## Records shown
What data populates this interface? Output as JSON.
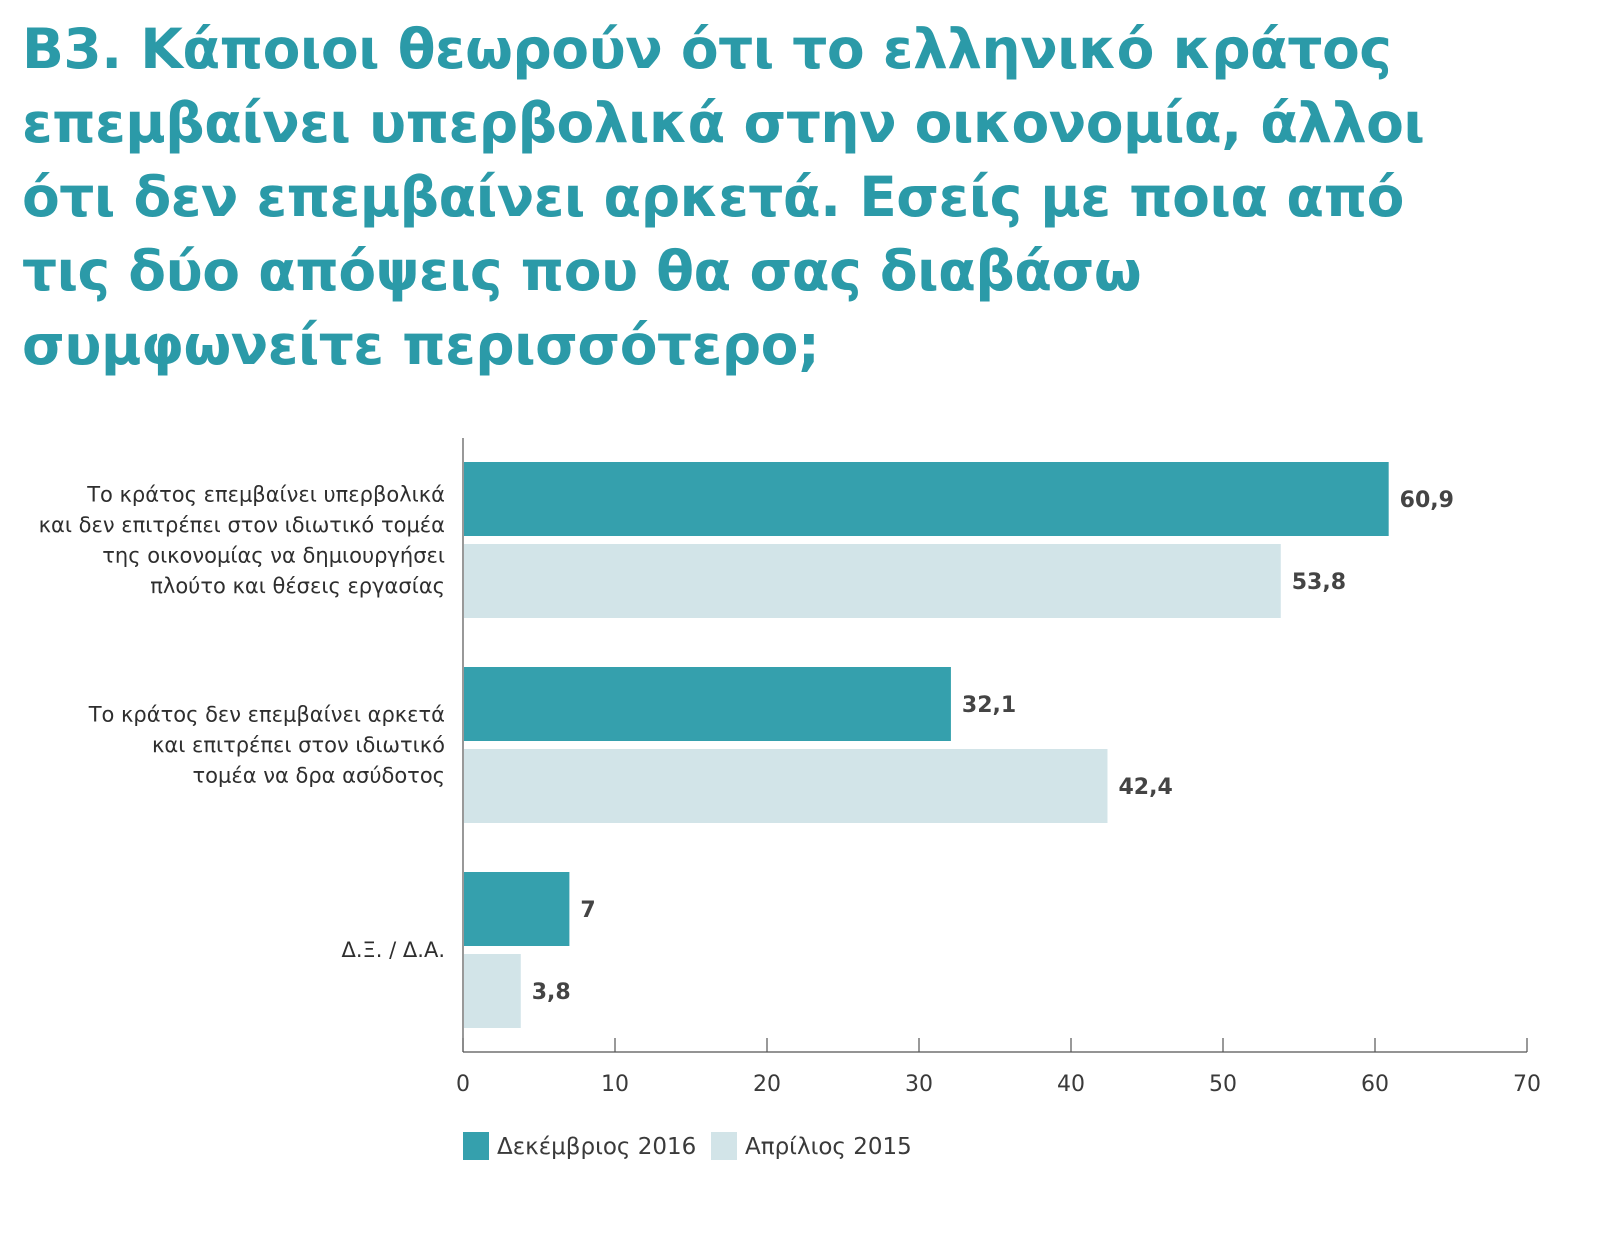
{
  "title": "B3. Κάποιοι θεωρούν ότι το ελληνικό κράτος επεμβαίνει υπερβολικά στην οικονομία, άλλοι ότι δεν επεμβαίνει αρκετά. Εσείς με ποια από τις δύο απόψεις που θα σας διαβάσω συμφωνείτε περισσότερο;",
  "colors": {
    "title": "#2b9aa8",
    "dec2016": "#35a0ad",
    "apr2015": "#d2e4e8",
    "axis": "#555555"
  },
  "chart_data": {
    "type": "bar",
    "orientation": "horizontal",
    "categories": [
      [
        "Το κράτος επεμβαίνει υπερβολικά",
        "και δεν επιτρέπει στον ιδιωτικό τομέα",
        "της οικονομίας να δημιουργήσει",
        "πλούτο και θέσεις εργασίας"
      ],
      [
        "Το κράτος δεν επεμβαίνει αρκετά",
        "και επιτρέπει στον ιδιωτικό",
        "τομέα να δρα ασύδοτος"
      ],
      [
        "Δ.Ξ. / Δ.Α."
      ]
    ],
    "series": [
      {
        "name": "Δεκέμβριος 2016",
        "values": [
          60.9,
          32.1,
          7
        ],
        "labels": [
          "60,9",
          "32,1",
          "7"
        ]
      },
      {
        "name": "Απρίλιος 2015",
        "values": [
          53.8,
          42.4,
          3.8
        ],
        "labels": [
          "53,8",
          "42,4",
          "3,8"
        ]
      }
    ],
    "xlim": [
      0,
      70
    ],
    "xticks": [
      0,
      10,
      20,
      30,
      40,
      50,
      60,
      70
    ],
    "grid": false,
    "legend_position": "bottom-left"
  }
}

## To be done
Write out the records above exactly as they stand, leaving out every picture.

## Exercise solution
What data populates this interface? Output as JSON.
{
  "title": "B3. Κάποιοι θεωρούν ότι το ελληνικό κράτος επεμβαίνει υπερβολικά στην οικονομία, άλλοι ότι δεν επεμβαίνει αρκετά. Εσείς με ποια από τις δύο απόψεις που θα σας διαβάσω συμφωνείτε περισσότερο;",
  "colors": {
    "title": "#2b9aa8",
    "dec2016": "#35a0ad",
    "apr2015": "#d2e4e8",
    "axis": "#555555"
  },
  "chart_data": {
    "type": "bar",
    "orientation": "horizontal",
    "categories": [
      [
        "Το κράτος επεμβαίνει υπερβολικά",
        "και δεν επιτρέπει στον ιδιωτικό τομέα",
        "της οικονομίας να δημιουργήσει",
        "πλούτο και θέσεις εργασίας"
      ],
      [
        "Το κράτος δεν επεμβαίνει αρκετά",
        "και επιτρέπει στον ιδιωτικό",
        "τομέα να δρα ασύδοτος"
      ],
      [
        "Δ.Ξ. / Δ.Α."
      ]
    ],
    "series": [
      {
        "name": "Δεκέμβριος 2016",
        "values": [
          60.9,
          32.1,
          7
        ],
        "labels": [
          "60,9",
          "32,1",
          "7"
        ]
      },
      {
        "name": "Απρίλιος 2015",
        "values": [
          53.8,
          42.4,
          3.8
        ],
        "labels": [
          "53,8",
          "42,4",
          "3,8"
        ]
      }
    ],
    "xlim": [
      0,
      70
    ],
    "xticks": [
      0,
      10,
      20,
      30,
      40,
      50,
      60,
      70
    ],
    "grid": false,
    "legend_position": "bottom-left"
  }
}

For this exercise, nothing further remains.